◆ **INFORMATION PROVIDED**
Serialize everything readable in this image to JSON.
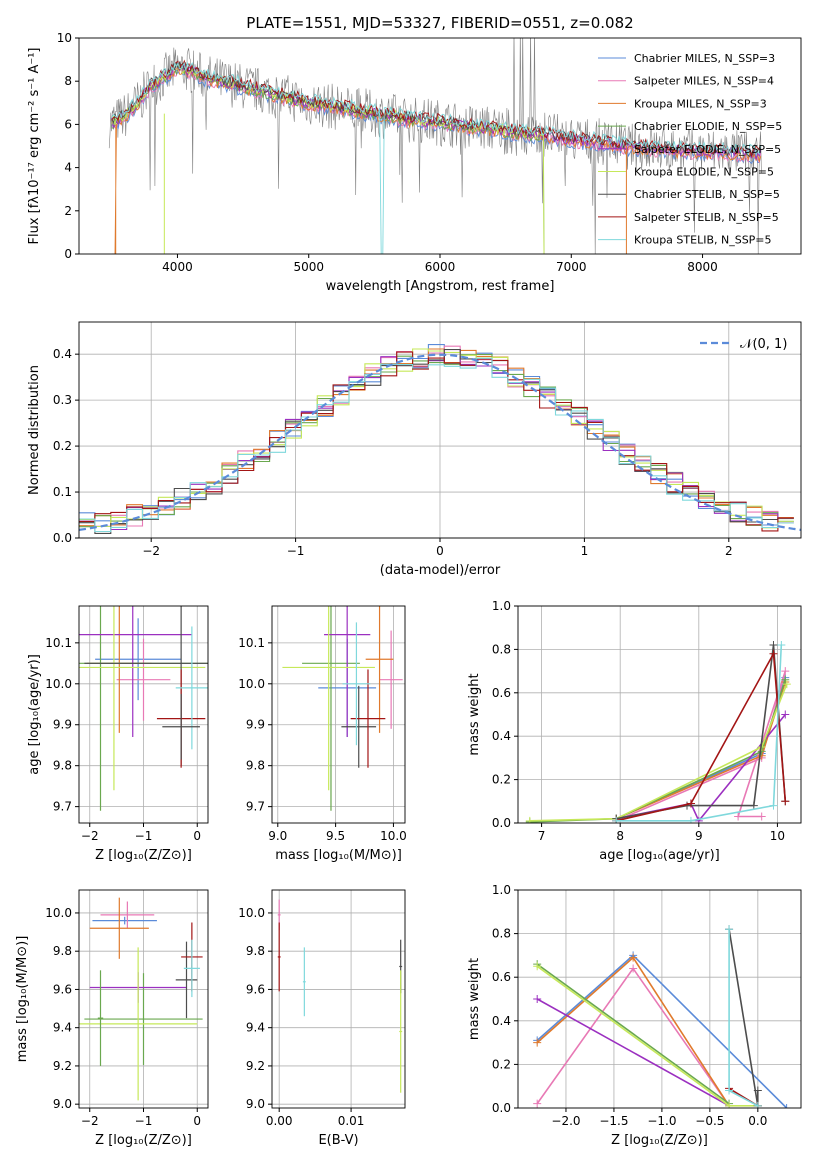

* * *

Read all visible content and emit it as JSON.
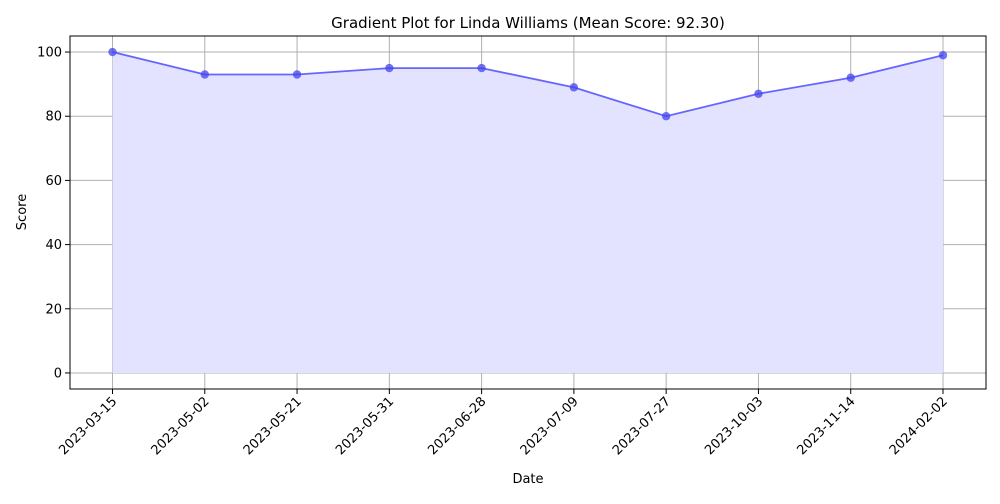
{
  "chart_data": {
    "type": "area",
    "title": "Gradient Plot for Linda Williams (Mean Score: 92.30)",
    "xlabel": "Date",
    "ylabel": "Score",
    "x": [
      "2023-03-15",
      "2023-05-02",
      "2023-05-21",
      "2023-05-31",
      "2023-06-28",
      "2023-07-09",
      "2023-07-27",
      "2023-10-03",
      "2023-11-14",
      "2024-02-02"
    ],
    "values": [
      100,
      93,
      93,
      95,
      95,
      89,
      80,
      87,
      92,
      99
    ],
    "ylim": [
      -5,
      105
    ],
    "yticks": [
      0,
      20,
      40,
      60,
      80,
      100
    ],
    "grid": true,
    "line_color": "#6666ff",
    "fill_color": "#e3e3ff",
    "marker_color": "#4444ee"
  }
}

---

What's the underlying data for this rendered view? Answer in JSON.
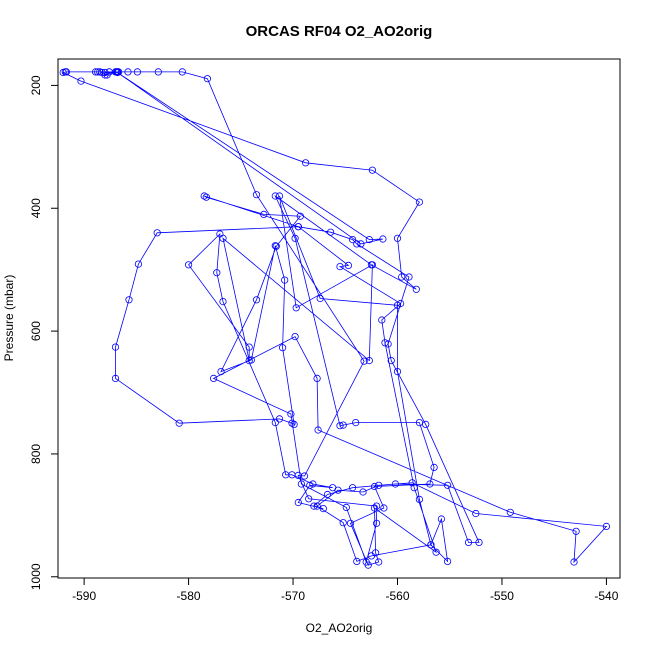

◆ **WHAT YOU WILL DO**
Search the data for the string "this" and copy each line where it appears.

◆ **EXERCISE OUTPUT**
Serialize everything readable in this image to JSON.
What's the underlying data for this rendered view? Answer in JSON.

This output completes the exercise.